> _Problem to solve_
Starting at the line that contains "Convert this screenshot", transcribe every remaining line of the entries exactly, including the last one.

Part of a data file
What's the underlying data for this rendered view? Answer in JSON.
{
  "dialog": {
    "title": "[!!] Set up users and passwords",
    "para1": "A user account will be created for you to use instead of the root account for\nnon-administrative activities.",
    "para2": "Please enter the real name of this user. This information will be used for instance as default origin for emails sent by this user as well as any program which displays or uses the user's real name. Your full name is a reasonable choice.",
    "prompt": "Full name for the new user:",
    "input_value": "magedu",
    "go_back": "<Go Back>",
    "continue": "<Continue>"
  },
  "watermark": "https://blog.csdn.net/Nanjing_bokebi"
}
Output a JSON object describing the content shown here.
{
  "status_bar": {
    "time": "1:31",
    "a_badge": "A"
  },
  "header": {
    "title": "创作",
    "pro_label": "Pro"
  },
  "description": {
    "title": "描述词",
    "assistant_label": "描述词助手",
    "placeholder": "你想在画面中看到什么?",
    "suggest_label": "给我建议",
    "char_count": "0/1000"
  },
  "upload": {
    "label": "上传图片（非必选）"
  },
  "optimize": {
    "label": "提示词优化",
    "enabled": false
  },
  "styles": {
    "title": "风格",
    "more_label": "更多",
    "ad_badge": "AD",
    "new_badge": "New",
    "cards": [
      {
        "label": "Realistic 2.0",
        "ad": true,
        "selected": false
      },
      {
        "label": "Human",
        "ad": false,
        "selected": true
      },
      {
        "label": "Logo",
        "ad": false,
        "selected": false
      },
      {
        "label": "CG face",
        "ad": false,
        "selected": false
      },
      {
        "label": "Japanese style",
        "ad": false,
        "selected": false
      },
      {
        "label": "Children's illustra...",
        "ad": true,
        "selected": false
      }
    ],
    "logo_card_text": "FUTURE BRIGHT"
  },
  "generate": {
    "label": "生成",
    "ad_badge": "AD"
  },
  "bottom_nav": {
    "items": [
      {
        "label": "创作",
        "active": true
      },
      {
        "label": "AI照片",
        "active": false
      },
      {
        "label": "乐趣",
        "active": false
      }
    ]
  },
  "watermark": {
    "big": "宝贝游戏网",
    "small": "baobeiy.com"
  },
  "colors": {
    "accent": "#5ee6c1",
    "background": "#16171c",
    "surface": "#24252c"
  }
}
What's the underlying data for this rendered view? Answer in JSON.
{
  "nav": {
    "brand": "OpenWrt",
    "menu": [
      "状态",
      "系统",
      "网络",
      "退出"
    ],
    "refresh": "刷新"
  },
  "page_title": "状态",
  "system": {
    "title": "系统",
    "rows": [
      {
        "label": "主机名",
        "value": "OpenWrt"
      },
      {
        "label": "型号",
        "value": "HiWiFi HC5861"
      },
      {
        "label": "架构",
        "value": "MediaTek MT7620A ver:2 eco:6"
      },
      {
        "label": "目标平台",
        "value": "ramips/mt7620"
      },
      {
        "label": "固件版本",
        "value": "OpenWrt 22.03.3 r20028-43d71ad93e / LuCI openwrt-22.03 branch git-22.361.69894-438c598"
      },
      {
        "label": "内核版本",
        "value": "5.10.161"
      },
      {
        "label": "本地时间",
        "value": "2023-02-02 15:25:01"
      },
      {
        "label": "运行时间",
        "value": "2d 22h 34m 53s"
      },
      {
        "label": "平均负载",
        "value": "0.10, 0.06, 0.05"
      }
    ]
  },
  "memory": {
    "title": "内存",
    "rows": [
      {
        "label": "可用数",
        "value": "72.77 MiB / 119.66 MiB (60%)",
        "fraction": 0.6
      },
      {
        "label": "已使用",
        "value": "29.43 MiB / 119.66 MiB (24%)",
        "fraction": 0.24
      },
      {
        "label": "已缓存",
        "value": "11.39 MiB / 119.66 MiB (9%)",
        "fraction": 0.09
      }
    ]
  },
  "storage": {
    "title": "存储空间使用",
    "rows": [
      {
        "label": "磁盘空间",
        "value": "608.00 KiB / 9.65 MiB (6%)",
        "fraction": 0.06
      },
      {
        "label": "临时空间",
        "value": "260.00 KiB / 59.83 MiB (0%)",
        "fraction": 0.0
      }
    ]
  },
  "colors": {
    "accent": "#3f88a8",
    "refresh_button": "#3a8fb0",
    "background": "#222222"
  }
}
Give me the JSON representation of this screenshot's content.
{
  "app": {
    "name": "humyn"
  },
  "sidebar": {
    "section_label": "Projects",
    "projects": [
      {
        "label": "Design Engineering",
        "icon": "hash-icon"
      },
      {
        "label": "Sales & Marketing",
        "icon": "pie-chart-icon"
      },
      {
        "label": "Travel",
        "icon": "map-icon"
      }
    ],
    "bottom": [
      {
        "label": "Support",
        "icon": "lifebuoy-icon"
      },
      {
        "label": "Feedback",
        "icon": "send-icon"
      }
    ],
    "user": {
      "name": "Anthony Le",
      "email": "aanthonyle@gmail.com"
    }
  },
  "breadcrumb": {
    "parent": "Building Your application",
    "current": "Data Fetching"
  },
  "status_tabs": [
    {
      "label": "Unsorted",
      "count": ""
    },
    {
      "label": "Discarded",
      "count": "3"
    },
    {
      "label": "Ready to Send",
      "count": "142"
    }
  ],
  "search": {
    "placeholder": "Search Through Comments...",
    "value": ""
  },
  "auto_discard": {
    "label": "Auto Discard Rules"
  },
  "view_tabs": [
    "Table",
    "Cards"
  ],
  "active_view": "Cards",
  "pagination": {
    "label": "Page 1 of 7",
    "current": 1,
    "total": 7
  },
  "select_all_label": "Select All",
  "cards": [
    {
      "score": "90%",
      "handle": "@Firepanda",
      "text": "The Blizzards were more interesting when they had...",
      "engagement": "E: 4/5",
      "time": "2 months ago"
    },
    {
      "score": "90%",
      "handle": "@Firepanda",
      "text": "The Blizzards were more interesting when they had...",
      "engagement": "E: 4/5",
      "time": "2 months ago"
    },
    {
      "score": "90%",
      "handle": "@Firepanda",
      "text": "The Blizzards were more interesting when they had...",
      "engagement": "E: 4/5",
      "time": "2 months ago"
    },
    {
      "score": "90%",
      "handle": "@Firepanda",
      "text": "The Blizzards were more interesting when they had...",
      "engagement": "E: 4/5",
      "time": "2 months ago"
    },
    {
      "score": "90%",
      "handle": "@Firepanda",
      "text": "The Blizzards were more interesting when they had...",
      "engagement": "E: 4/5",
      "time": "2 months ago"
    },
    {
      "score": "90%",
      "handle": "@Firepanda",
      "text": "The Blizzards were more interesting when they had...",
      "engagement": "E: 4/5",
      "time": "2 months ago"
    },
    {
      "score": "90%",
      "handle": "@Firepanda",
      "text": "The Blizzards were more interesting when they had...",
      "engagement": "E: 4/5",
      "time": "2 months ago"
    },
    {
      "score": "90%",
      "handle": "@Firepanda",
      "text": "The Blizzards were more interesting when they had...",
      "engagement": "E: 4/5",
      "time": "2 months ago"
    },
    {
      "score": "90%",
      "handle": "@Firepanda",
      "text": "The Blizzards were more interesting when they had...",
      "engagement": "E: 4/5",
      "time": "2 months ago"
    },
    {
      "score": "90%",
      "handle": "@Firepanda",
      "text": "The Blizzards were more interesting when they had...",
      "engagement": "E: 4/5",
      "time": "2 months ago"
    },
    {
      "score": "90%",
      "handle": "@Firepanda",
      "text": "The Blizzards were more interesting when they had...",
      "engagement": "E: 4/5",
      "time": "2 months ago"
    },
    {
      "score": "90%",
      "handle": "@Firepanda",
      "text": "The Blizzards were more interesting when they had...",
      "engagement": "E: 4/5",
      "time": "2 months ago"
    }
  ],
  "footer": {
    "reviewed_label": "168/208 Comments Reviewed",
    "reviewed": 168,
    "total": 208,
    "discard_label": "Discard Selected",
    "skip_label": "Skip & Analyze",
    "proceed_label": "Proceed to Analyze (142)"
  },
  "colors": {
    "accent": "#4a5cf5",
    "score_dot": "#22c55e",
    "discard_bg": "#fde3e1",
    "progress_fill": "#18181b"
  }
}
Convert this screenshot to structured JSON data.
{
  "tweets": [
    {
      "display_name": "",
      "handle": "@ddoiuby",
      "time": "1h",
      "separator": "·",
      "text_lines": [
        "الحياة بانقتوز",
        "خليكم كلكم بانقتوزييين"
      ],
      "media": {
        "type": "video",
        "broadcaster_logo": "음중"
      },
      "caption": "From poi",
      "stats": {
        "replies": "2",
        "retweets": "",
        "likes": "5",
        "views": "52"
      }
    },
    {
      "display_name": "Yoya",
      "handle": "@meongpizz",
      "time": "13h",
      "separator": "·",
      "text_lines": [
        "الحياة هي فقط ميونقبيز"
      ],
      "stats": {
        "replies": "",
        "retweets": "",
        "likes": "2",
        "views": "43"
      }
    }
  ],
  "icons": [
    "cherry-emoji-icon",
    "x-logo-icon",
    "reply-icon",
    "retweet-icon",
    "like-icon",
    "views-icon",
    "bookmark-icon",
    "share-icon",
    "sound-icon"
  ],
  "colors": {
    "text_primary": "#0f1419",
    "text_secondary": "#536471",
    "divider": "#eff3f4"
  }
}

> _Answer to this exercise_
Convert this screenshot to structured JSON data.
{
  "tweets": [
    {
      "display_name": "",
      "handle": "@ddoiuby",
      "time": "1h",
      "separator": "·",
      "text_lines": [
        "الحياة بانقتوز",
        "خليكم كلكم بانقتوزييين"
      ],
      "media": {
        "type": "video",
        "broadcaster_logo": "음중"
      },
      "caption": "From poi",
      "stats": {
        "replies": "2",
        "retweets": "",
        "likes": "5",
        "views": "52"
      }
    },
    {
      "display_name": "Yoya",
      "handle": "@meongpizz",
      "time": "13h",
      "separator": "·",
      "text_lines": [
        "الحياة هي فقط ميونقبيز"
      ],
      "stats": {
        "replies": "",
        "retweets": "",
        "likes": "2",
        "views": "43"
      }
    }
  ],
  "icons": [
    "cherry-emoji-icon",
    "x-logo-icon",
    "reply-icon",
    "retweet-icon",
    "like-icon",
    "views-icon",
    "bookmark-icon",
    "share-icon",
    "sound-icon"
  ],
  "colors": {
    "text_primary": "#0f1419",
    "text_secondary": "#536471",
    "divider": "#eff3f4"
  }
}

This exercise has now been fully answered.